Extract the lines that carry the string "text" from the listing.

### INPUT FOR THIS TASK

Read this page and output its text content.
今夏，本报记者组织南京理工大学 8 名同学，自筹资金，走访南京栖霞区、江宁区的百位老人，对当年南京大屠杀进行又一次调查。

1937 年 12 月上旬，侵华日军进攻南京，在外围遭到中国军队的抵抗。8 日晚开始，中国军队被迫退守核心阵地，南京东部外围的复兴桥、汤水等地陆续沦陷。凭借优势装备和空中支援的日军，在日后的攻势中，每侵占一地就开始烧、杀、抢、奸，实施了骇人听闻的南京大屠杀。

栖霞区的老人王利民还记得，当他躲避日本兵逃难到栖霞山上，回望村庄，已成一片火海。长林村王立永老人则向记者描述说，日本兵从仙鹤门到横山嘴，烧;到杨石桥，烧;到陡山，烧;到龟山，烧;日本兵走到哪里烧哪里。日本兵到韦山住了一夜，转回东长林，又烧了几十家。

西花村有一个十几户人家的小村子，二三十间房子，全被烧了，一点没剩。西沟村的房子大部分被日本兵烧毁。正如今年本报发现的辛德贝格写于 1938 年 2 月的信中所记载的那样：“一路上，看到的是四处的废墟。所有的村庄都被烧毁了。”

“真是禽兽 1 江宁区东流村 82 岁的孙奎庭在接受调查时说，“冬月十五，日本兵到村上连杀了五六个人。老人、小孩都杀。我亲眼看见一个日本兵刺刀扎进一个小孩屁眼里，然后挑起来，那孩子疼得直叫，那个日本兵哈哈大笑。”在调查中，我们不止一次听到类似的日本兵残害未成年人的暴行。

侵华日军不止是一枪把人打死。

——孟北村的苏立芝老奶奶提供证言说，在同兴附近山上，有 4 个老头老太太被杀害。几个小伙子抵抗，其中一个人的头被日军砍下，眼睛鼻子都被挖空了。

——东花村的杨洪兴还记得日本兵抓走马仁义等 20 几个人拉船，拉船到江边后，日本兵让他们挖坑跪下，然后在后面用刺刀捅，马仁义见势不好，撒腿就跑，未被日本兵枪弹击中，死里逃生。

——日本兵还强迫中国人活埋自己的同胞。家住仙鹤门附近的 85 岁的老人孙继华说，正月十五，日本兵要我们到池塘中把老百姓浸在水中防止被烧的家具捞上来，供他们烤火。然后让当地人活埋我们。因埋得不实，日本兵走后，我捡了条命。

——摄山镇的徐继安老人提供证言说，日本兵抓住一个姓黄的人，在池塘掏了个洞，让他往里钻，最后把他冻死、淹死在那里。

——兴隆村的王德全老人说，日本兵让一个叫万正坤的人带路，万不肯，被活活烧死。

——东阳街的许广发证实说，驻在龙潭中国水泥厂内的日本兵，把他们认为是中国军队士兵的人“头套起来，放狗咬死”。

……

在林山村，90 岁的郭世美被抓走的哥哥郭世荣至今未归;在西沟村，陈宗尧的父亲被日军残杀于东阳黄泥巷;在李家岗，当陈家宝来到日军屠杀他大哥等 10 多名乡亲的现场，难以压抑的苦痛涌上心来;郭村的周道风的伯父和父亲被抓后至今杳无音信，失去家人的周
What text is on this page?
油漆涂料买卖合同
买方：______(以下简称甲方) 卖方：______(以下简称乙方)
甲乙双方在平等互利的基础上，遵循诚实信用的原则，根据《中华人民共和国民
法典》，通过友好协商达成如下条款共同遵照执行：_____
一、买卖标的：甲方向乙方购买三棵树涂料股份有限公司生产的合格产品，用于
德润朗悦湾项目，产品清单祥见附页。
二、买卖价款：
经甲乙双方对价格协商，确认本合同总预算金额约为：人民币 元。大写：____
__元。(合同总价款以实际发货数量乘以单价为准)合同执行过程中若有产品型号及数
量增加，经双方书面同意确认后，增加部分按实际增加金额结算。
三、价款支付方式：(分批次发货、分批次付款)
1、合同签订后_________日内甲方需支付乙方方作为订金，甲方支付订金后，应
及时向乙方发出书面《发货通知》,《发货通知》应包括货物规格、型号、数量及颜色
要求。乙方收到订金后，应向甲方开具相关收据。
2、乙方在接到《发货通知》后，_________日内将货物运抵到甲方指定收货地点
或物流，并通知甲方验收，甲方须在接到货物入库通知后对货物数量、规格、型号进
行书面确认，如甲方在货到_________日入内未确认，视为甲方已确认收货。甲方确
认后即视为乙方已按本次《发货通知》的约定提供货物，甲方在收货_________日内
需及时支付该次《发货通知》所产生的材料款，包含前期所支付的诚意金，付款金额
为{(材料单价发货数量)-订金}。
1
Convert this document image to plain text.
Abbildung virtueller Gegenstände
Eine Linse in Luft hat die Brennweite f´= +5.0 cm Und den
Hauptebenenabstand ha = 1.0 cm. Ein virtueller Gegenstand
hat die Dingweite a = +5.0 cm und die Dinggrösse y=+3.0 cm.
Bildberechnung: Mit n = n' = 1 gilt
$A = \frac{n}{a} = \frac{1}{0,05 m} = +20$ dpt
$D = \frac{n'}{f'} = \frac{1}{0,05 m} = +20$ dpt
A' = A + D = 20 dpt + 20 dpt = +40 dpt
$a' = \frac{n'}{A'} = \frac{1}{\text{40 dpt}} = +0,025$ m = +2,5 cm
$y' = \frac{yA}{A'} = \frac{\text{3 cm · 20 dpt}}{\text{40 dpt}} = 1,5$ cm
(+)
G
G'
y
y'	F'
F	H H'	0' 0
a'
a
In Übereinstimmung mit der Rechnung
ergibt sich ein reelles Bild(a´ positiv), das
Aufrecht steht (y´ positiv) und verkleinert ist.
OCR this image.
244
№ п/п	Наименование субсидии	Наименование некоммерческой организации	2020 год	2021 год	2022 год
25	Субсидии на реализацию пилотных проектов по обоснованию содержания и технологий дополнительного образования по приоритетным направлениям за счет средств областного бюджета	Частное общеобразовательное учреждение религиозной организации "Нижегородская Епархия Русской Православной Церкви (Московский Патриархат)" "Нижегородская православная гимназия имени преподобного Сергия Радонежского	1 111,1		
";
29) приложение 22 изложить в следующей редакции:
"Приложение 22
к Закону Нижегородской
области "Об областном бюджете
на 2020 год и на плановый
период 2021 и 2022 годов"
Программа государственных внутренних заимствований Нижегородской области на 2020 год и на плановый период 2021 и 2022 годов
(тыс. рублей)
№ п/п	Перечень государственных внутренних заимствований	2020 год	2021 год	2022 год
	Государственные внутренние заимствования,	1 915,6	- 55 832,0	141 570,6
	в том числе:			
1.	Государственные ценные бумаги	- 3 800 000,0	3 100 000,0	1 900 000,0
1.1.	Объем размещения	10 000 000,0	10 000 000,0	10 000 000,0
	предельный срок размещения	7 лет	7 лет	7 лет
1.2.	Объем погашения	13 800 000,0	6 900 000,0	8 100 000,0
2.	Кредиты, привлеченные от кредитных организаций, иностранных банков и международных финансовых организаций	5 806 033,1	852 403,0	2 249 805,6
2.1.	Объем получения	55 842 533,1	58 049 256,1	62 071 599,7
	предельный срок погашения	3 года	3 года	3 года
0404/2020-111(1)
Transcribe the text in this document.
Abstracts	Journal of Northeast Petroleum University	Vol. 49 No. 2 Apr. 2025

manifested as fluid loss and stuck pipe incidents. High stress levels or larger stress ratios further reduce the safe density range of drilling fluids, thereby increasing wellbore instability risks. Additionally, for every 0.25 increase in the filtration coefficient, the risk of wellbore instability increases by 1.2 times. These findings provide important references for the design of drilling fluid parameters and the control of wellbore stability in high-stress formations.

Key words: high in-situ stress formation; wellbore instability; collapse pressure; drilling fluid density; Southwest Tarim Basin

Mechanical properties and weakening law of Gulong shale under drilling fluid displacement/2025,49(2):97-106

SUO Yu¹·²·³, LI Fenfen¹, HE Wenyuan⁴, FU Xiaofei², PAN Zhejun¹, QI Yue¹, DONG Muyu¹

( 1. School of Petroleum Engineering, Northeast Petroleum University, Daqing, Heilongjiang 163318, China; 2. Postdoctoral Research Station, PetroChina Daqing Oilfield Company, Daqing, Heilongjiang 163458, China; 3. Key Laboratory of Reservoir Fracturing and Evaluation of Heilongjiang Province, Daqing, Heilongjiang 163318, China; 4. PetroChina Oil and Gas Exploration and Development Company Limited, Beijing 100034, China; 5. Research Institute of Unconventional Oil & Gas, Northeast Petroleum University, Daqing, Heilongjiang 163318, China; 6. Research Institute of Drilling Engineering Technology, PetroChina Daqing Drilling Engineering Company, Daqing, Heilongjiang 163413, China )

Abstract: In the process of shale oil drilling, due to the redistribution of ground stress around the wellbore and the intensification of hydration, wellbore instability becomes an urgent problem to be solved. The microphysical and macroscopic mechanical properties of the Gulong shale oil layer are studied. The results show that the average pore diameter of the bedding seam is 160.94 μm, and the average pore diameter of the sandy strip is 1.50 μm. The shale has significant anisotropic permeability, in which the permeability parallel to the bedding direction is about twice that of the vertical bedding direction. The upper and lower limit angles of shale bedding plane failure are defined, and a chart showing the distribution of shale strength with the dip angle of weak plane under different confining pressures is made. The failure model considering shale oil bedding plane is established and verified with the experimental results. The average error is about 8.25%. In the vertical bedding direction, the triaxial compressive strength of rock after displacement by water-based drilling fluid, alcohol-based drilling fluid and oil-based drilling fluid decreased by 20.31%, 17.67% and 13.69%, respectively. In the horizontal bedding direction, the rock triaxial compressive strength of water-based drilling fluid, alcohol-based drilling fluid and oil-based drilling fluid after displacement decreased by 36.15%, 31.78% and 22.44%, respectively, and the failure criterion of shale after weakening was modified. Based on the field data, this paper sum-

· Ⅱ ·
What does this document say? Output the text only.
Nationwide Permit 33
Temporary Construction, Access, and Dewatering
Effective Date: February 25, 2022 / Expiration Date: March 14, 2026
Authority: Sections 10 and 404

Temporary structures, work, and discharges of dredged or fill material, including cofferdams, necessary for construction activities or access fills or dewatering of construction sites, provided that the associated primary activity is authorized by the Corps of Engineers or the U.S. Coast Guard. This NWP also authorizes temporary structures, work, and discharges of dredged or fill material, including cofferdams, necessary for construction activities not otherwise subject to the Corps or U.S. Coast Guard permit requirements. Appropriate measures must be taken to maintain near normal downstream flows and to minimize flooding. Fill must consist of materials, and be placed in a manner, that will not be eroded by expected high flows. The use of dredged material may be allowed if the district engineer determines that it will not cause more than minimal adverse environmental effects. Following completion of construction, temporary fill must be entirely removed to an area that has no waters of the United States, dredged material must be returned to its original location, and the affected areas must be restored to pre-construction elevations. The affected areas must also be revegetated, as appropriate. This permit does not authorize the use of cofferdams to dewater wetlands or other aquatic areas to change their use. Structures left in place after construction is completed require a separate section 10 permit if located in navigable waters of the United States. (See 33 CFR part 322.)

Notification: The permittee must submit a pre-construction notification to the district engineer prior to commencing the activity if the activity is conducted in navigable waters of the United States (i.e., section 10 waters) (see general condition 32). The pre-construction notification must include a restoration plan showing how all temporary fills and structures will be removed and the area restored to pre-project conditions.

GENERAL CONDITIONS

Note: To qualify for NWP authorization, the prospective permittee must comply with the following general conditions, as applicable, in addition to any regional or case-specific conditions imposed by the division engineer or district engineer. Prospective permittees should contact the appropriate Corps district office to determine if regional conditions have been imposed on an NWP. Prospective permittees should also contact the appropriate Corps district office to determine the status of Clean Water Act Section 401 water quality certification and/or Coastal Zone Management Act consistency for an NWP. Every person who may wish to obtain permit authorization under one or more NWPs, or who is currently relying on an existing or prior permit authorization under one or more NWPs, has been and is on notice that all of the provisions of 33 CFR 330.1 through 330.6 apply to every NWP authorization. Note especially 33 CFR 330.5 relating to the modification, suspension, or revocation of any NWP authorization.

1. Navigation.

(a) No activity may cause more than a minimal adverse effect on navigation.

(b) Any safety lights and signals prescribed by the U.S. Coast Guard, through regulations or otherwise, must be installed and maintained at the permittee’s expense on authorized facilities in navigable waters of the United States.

######

## RESULT BELOW:
Read this page and output its text content.
What text is on this page?
Convert this document image to plain text.
$a' = \frac{n'}{A'} = \frac{1}{\text{40 dpt}} = +0,025$ m = +2,5 cm
$y' = \frac{yA}{A'} = \frac{\text{3 cm · 20 dpt}}{\text{40 dpt}} = 1,5$ cm
Transcribe the text in this document.
What does this document say? Output the text only.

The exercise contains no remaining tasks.